Stored items:
......

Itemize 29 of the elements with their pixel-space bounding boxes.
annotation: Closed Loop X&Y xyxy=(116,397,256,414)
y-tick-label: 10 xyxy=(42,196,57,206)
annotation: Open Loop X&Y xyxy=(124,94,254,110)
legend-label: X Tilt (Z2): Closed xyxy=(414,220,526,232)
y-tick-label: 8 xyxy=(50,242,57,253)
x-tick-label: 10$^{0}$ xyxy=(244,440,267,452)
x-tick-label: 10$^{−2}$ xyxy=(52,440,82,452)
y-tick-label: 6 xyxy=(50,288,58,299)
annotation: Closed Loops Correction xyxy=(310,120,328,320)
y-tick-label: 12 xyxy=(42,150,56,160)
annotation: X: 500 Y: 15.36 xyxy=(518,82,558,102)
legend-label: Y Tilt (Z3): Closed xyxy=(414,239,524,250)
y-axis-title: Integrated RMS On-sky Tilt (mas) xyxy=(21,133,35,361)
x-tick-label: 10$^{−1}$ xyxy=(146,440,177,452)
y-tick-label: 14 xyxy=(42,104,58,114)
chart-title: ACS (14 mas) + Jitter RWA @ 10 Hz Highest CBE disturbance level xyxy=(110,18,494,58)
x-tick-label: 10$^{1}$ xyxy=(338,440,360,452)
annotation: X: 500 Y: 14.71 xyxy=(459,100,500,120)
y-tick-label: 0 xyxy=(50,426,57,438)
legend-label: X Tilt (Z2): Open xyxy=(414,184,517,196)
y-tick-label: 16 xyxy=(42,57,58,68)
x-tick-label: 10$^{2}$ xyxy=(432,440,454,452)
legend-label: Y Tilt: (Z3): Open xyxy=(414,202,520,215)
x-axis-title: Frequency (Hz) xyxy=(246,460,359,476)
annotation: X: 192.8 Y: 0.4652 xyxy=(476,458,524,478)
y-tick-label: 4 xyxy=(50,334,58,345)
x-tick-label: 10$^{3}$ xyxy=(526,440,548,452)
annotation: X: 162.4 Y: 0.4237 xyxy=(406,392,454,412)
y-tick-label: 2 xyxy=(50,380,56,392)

......

OBJECTIVE:
Pick out each row containing the string "annotation" and copy those rows.

RESPONSE FOR THIS EXERCISE:
annotation: Closed Loop X&Y xyxy=(116,397,256,414)
annotation: Open Loop X&Y xyxy=(124,94,254,110)
annotation: Closed Loops Correction xyxy=(310,120,328,320)
annotation: X: 500 Y: 15.36 xyxy=(518,82,558,102)
annotation: X: 500 Y: 14.71 xyxy=(459,100,500,120)
annotation: X: 192.8 Y: 0.4652 xyxy=(476,458,524,478)
annotation: X: 162.4 Y: 0.4237 xyxy=(406,392,454,412)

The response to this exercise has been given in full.